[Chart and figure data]
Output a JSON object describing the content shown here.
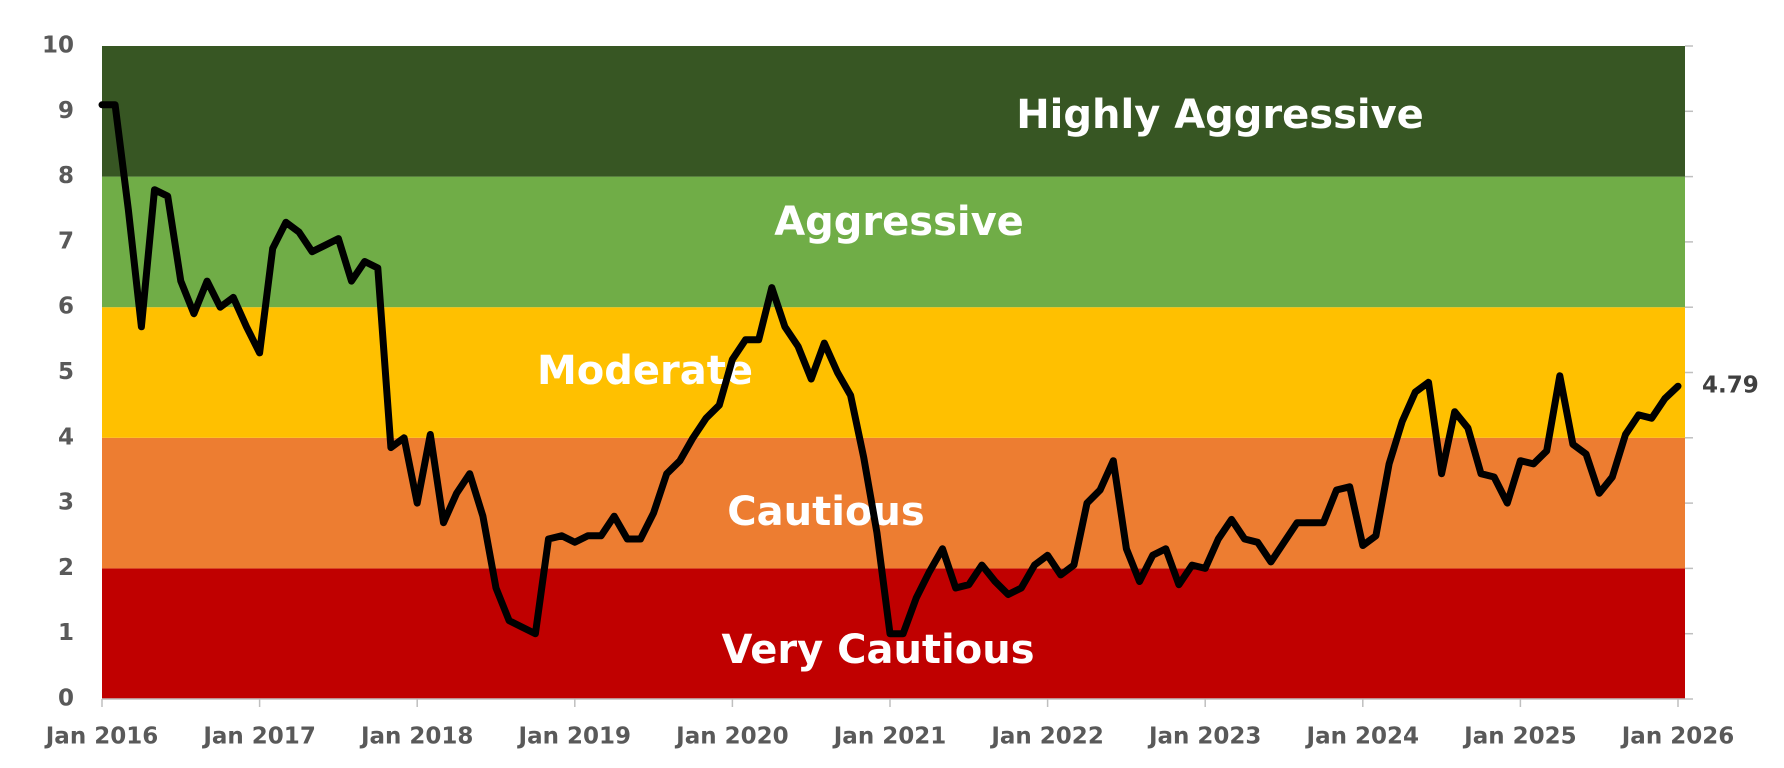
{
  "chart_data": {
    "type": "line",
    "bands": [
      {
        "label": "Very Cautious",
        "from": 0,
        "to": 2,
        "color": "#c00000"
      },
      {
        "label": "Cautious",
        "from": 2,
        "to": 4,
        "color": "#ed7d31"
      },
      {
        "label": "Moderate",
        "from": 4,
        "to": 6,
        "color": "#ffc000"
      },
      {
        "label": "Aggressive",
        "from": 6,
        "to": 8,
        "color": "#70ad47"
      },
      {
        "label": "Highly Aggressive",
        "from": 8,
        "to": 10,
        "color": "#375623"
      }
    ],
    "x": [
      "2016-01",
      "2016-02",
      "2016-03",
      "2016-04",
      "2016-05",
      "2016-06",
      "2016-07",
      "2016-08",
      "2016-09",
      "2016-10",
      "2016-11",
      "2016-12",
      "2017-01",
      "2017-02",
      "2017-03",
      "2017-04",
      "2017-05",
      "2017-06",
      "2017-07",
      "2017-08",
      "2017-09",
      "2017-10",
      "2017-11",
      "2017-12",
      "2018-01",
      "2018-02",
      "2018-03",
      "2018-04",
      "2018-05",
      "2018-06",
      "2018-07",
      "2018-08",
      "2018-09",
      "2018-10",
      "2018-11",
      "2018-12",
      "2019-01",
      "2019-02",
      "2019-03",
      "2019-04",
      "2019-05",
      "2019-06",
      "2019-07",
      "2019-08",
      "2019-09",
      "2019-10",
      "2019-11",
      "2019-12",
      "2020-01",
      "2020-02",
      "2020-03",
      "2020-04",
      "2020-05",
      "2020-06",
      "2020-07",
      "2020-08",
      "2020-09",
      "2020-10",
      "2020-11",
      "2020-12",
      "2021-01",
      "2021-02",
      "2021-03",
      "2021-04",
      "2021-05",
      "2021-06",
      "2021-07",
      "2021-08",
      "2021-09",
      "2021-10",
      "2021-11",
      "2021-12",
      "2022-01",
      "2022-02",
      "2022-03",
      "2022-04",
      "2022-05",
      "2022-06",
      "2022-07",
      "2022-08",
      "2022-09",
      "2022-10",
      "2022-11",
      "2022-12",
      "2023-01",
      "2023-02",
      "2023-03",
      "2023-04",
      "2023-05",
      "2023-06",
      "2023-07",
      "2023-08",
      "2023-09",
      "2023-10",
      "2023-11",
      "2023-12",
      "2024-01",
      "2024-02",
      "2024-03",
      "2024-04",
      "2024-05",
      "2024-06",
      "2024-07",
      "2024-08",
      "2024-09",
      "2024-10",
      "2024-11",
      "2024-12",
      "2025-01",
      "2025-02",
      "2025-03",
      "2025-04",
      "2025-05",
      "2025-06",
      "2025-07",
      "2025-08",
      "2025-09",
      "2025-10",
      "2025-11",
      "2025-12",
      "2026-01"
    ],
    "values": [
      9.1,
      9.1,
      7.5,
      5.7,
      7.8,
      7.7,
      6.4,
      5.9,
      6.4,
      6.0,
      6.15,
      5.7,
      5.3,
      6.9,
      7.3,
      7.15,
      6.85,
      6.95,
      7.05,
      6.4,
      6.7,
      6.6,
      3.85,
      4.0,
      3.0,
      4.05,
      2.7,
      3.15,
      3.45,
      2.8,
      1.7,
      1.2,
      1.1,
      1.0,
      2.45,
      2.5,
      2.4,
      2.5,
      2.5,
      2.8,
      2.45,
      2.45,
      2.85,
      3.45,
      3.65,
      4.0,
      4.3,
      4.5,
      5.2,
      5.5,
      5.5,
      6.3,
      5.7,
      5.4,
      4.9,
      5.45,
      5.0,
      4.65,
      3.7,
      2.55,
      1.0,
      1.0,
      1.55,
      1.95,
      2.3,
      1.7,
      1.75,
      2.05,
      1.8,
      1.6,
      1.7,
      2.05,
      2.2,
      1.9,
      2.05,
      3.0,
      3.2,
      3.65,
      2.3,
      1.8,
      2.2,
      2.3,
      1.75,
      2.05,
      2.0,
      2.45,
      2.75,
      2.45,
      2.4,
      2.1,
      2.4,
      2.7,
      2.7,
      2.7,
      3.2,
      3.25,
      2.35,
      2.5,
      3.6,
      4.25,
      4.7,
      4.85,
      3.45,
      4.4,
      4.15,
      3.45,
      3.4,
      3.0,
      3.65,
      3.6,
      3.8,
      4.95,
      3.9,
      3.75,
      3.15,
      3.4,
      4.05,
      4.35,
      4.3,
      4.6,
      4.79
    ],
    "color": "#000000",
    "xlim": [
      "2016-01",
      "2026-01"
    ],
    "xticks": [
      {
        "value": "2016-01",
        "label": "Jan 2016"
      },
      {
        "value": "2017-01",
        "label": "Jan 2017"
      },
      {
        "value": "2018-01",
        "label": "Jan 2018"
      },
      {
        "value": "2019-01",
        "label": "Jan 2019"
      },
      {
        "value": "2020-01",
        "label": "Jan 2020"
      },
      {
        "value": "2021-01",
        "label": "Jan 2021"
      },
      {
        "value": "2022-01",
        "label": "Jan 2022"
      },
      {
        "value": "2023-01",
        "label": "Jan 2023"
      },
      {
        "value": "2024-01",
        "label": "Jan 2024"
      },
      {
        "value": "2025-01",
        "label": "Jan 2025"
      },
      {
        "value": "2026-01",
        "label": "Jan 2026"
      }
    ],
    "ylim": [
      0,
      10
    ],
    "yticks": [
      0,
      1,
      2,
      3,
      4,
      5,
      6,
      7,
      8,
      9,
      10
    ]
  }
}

---

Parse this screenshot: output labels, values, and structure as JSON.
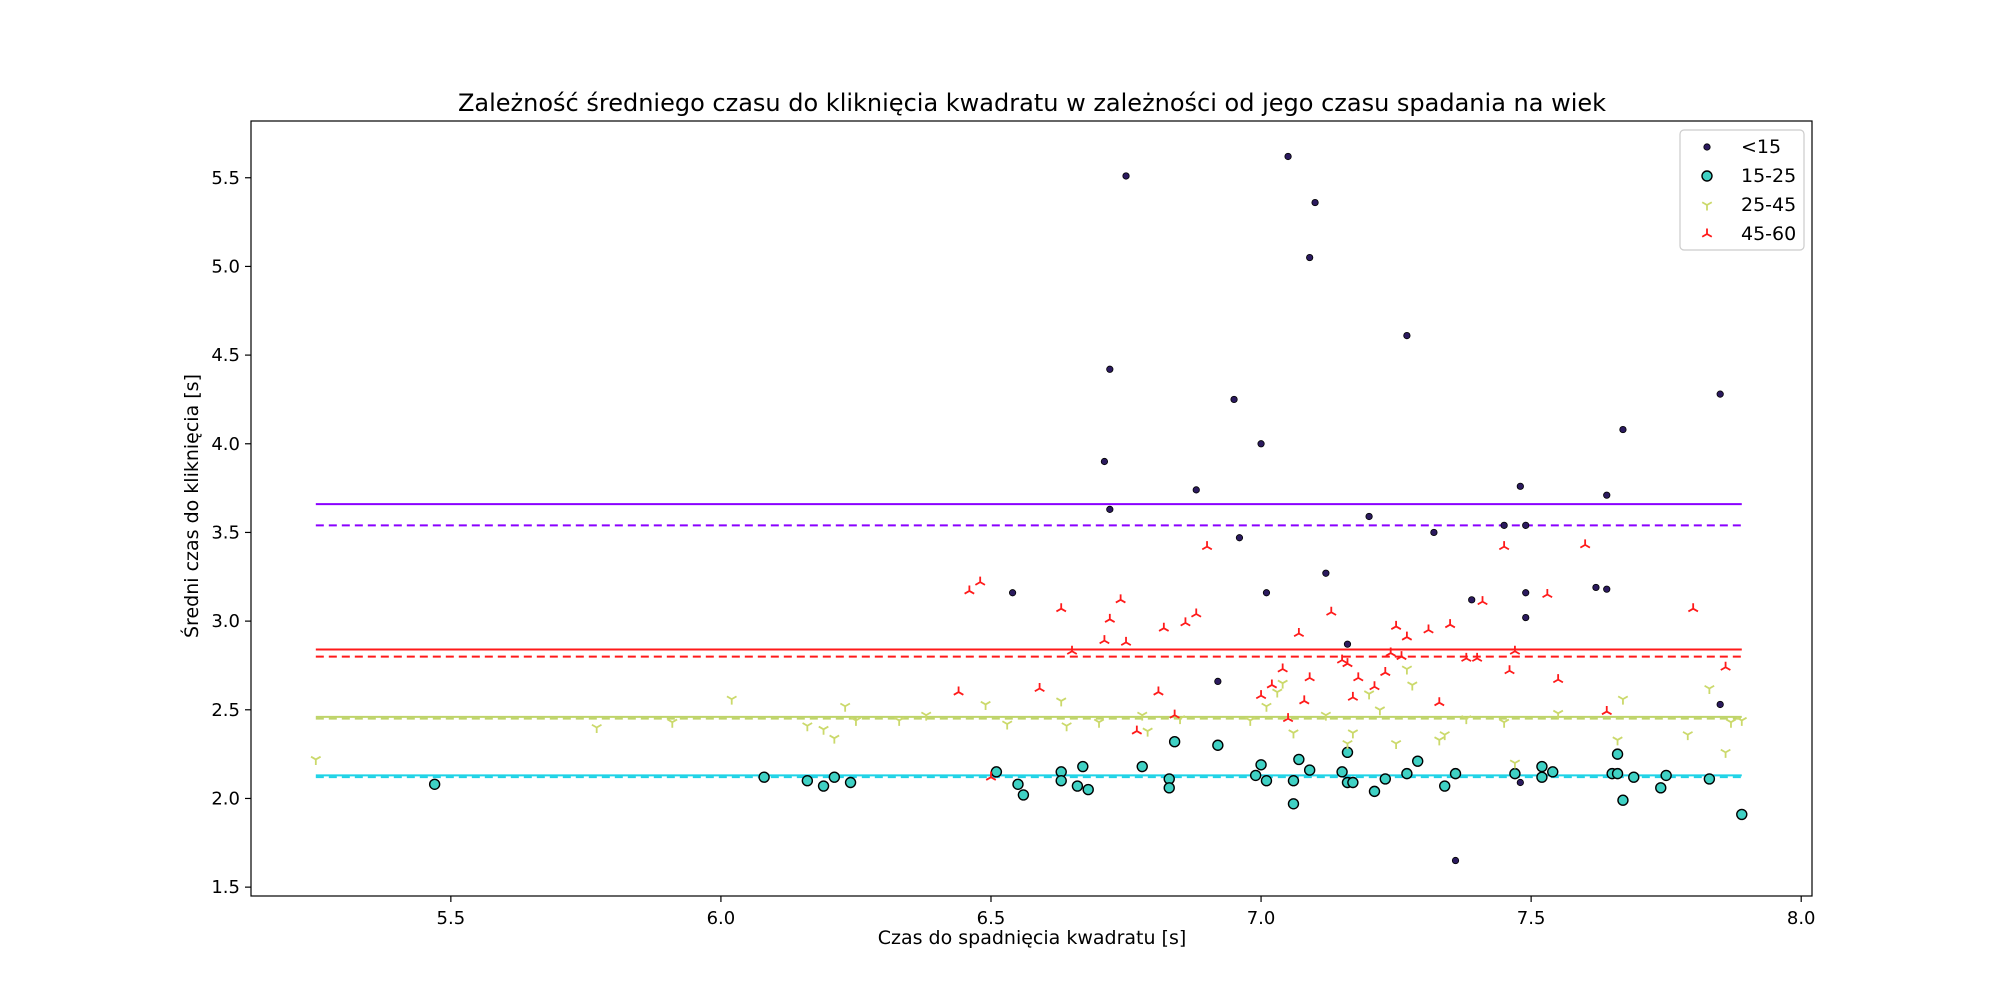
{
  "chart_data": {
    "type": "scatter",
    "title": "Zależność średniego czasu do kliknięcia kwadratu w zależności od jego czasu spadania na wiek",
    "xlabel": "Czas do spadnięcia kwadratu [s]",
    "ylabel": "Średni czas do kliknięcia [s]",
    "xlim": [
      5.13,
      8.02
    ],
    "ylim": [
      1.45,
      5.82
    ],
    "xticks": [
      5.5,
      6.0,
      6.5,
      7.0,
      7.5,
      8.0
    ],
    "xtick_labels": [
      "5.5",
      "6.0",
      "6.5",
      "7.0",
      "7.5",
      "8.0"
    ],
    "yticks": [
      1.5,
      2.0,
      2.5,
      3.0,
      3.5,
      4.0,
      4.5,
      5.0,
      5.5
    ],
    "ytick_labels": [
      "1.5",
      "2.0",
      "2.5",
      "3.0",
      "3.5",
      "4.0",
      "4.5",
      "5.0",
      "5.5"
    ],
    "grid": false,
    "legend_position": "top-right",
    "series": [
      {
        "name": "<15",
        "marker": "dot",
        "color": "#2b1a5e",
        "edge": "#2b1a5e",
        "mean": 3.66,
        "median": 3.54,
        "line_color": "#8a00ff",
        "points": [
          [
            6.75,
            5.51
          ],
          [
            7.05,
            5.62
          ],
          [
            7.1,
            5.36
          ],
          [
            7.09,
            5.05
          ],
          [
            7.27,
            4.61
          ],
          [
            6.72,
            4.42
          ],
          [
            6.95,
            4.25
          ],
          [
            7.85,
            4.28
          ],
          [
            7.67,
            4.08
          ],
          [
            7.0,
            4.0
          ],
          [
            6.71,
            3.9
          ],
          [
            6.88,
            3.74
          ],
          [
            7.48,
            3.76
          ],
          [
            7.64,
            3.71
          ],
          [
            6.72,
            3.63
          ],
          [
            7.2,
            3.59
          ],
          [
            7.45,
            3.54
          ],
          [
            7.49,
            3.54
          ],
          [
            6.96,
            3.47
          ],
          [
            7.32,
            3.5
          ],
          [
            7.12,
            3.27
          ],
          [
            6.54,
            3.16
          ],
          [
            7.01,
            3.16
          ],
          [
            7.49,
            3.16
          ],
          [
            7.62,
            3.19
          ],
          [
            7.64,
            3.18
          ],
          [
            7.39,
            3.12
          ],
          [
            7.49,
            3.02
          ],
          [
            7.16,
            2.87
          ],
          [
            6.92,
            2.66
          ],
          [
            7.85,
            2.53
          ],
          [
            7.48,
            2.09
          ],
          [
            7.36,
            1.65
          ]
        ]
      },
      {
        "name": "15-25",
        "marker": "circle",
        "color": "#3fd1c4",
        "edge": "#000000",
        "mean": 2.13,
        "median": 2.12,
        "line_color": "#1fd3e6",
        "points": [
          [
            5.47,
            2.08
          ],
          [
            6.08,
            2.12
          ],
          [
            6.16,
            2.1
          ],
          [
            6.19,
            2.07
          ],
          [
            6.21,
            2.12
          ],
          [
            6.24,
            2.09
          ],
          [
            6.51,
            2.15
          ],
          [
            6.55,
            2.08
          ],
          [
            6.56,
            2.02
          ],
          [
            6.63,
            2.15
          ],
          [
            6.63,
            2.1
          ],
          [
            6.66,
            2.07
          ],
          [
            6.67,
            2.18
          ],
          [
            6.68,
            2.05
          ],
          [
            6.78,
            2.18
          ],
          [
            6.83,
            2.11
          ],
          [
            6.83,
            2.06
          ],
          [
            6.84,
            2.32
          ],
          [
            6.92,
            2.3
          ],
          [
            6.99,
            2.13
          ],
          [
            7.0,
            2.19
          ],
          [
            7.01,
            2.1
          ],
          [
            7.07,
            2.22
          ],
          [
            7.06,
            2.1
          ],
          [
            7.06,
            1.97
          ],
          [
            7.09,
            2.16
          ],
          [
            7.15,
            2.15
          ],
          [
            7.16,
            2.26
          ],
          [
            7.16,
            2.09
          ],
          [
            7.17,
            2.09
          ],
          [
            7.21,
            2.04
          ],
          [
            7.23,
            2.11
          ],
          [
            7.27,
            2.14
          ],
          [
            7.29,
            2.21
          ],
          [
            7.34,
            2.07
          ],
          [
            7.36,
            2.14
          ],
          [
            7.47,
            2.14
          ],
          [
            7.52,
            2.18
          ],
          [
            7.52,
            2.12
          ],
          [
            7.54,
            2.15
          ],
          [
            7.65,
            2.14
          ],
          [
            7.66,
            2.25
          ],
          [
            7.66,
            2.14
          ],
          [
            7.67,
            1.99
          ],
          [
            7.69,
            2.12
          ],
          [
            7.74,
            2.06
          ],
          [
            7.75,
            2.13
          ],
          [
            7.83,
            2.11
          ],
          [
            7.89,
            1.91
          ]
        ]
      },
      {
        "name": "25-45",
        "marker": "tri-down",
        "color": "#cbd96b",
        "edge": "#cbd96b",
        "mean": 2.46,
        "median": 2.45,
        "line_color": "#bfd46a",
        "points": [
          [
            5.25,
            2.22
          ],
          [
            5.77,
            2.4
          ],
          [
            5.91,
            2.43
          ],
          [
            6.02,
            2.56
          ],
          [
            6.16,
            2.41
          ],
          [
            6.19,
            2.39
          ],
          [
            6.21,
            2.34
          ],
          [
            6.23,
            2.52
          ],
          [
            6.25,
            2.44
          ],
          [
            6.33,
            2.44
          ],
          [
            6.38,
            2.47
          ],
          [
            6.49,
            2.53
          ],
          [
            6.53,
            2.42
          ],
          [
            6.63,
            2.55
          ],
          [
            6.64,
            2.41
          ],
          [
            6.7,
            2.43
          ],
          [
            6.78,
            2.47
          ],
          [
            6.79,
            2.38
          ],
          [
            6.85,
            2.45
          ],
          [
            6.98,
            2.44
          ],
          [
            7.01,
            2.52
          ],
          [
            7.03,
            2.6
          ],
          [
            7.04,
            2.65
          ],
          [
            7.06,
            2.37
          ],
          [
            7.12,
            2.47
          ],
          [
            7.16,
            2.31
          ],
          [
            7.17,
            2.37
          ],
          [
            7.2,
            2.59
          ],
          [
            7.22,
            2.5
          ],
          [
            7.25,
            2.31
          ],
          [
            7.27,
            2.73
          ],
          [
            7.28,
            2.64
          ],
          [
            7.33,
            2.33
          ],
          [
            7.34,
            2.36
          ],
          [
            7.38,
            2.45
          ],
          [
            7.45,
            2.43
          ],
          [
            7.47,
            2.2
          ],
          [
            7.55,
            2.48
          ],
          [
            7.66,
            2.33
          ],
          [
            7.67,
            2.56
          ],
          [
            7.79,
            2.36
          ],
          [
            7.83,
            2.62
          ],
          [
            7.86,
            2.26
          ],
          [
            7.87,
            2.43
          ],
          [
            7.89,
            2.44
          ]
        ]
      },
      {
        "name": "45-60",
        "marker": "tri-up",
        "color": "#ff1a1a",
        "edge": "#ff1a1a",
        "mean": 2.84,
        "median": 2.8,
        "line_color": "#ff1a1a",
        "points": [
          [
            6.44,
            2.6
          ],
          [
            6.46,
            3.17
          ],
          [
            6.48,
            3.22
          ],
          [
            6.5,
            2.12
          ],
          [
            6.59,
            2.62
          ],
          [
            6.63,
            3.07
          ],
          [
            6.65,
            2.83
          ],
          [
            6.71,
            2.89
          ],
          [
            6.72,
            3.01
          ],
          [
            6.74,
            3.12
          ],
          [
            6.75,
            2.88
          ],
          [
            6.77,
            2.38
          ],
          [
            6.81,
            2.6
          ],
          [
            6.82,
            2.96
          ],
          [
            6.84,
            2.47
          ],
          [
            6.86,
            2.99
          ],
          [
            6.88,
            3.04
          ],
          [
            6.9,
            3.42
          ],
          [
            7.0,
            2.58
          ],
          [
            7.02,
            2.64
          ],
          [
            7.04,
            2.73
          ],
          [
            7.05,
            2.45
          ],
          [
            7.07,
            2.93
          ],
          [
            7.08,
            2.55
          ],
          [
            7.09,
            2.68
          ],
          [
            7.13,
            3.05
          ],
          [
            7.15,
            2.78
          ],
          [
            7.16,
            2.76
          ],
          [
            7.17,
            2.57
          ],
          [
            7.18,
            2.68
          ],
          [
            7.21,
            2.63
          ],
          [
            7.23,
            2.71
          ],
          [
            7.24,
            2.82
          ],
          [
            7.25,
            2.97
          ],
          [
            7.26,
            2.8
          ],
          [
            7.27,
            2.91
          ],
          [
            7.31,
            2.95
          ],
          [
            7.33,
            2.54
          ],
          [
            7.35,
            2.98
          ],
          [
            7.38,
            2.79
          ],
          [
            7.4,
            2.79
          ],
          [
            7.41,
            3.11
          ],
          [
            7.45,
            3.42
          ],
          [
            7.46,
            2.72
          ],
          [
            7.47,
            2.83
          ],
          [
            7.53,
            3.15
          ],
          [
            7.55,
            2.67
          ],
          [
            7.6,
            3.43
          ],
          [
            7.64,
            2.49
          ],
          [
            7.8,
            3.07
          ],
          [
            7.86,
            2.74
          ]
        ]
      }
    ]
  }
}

...

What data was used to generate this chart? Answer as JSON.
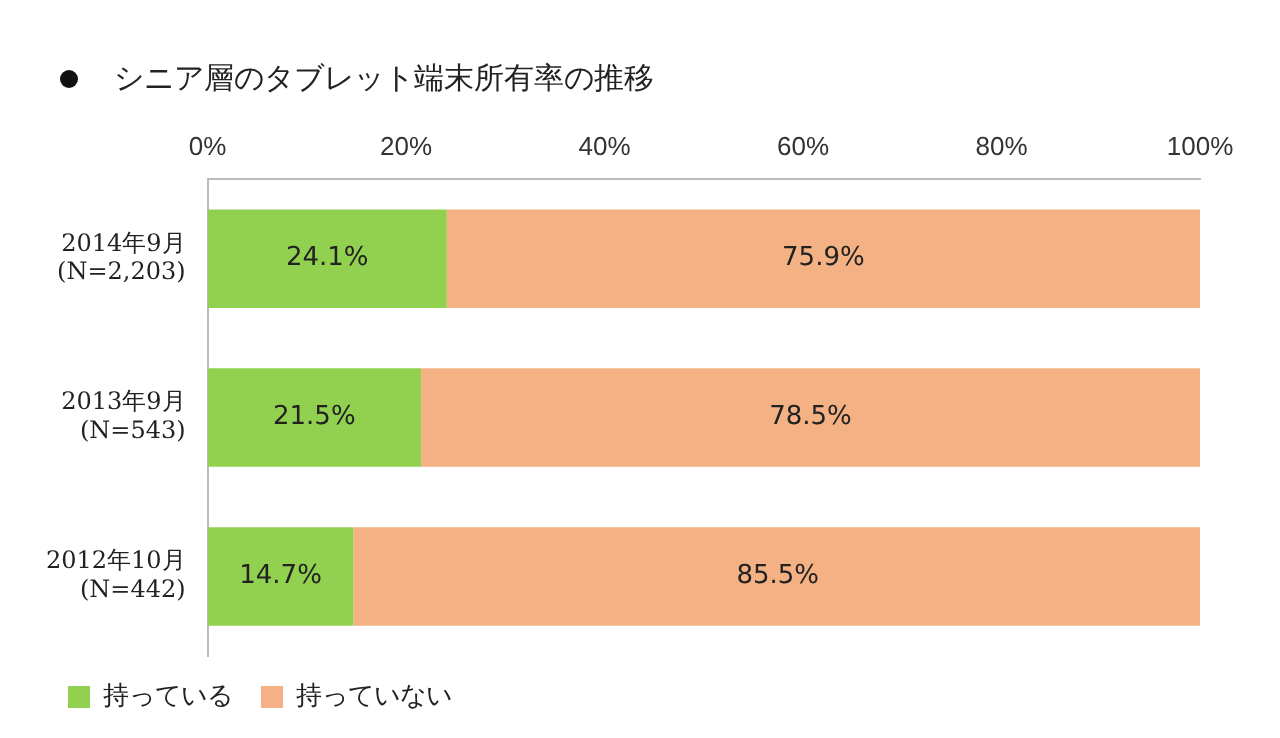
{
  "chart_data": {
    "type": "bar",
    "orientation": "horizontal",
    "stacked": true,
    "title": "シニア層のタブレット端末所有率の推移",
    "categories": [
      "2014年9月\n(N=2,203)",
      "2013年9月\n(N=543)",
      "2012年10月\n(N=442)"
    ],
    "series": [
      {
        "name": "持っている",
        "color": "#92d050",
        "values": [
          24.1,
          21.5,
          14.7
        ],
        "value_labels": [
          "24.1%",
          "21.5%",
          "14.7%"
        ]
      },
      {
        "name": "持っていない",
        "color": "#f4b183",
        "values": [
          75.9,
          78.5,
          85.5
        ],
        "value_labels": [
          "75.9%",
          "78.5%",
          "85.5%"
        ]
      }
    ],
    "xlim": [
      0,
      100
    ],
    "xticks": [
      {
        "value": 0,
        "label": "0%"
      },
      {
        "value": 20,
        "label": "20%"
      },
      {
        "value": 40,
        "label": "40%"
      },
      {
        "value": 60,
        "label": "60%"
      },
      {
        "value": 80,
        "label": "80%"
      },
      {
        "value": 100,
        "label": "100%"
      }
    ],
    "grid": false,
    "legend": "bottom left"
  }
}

# Required work:
Show the lines that mention the word "marker".

# Solution for this exercise:
        "marker": "dot",
        "marker": "circle",
        "marker": "tri-down",
        "marker": "tri-up",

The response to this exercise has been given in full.